§ Set exercise: Reply with the count of lines holding "intensity", nothing more.

(Records from a data source)
++++++++++++++++++++

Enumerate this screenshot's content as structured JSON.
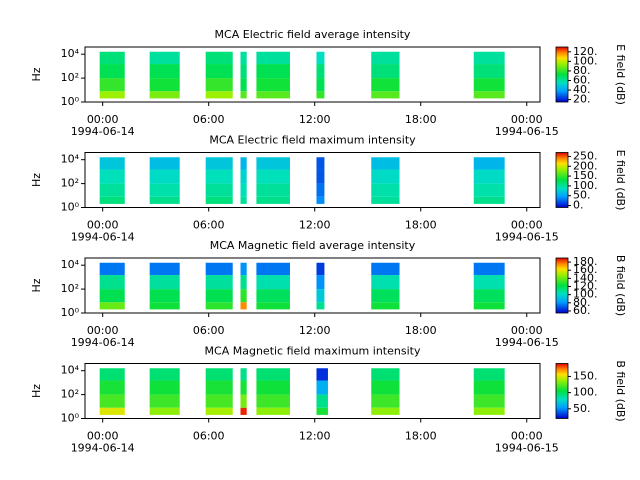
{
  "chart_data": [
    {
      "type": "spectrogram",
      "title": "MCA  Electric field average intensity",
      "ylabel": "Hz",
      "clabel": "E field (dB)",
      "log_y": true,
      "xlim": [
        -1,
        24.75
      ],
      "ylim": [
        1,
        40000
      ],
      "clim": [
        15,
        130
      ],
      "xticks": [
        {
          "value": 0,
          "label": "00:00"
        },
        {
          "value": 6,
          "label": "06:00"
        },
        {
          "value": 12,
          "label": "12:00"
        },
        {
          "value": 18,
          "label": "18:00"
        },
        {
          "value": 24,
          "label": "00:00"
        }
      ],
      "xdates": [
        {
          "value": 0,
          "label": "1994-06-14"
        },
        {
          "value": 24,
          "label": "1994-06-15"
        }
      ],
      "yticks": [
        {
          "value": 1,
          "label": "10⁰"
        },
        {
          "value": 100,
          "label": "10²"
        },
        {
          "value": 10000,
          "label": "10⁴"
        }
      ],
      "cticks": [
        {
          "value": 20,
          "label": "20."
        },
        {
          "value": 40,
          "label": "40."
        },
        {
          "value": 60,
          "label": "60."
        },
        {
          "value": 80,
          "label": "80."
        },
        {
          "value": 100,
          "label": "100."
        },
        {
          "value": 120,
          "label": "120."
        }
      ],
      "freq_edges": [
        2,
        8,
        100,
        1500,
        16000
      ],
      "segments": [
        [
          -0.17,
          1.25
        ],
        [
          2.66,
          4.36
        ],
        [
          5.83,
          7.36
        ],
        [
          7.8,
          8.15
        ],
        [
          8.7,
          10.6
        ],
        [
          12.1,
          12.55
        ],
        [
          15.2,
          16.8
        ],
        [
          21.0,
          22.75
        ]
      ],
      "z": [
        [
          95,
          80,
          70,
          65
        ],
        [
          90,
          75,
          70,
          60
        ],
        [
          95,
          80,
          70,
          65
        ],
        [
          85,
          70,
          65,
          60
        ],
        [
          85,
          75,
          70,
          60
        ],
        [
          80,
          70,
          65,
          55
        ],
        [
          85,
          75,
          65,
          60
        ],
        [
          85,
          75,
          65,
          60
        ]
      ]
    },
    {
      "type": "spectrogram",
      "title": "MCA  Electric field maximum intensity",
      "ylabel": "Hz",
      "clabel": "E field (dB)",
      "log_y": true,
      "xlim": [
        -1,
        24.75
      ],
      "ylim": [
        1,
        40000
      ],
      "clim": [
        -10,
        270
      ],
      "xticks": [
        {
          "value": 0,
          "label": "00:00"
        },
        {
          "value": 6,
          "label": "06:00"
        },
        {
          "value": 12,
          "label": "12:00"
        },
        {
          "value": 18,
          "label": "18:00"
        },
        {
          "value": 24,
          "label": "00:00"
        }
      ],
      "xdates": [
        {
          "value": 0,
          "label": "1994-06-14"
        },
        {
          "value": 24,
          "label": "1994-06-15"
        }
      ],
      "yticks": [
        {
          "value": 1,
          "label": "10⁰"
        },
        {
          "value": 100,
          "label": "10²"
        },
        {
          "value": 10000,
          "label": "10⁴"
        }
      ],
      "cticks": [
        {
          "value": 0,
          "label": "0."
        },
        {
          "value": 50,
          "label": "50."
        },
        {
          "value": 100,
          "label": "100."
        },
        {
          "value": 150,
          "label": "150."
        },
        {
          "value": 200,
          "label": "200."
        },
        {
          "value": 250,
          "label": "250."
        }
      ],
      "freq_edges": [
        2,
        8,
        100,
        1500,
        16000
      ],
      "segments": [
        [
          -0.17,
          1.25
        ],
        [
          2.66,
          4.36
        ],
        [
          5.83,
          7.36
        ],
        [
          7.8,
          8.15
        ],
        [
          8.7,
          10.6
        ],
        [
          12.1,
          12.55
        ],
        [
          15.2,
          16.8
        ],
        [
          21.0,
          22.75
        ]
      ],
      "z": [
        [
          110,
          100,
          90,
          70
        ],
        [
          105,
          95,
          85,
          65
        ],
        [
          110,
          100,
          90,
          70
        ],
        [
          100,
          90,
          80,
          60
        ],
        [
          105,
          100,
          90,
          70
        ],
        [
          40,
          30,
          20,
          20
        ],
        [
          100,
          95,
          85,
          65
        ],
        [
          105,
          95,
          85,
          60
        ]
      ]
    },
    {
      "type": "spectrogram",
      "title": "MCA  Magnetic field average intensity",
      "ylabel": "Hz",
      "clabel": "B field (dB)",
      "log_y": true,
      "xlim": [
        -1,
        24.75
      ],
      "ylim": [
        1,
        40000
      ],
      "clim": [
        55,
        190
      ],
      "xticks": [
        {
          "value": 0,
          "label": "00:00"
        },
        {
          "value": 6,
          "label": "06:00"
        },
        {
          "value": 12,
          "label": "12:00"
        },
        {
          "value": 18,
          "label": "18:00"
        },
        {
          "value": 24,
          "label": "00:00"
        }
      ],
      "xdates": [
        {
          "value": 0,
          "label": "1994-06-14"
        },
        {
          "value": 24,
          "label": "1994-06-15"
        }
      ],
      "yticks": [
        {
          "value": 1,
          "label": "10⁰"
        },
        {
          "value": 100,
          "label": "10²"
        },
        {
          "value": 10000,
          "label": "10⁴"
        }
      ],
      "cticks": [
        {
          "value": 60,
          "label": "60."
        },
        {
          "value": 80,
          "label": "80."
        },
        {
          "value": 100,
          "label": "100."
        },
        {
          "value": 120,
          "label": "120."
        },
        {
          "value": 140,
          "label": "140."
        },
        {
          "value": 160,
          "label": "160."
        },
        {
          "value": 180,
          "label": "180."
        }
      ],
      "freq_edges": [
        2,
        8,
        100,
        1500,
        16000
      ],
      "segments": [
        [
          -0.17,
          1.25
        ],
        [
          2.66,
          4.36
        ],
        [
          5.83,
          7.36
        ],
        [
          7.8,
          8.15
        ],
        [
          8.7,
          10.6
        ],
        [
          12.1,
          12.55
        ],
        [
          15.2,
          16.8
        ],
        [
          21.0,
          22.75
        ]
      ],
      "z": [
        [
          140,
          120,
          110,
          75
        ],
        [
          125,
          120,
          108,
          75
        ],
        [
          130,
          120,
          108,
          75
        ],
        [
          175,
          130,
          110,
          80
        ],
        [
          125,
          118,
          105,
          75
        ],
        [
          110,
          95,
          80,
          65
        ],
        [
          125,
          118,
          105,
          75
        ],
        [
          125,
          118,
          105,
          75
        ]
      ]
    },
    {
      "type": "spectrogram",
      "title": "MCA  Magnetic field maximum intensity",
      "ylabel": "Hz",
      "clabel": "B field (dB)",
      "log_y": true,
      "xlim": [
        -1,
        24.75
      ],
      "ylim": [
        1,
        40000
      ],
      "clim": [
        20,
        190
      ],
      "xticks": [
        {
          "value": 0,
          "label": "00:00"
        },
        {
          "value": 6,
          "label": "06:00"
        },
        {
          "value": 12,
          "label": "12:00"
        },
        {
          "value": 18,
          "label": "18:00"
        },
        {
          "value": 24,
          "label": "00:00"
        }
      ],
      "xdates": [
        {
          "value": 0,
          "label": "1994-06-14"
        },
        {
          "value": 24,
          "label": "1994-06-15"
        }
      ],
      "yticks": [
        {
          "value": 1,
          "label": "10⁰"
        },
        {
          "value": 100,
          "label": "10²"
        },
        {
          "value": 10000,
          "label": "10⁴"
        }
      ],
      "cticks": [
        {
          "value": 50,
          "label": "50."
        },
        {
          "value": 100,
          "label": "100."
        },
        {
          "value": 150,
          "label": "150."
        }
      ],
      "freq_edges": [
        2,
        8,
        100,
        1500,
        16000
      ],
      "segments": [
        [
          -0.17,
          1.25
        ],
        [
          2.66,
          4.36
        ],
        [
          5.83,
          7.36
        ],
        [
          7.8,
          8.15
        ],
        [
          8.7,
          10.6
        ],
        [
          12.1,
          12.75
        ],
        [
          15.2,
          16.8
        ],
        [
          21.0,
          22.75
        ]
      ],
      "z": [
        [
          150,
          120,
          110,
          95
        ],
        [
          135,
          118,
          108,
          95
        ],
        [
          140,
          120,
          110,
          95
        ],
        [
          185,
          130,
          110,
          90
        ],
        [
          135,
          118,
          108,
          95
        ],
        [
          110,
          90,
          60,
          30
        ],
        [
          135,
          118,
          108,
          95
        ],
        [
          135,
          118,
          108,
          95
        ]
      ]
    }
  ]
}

++++++++++++++++++++

§ Written response: 4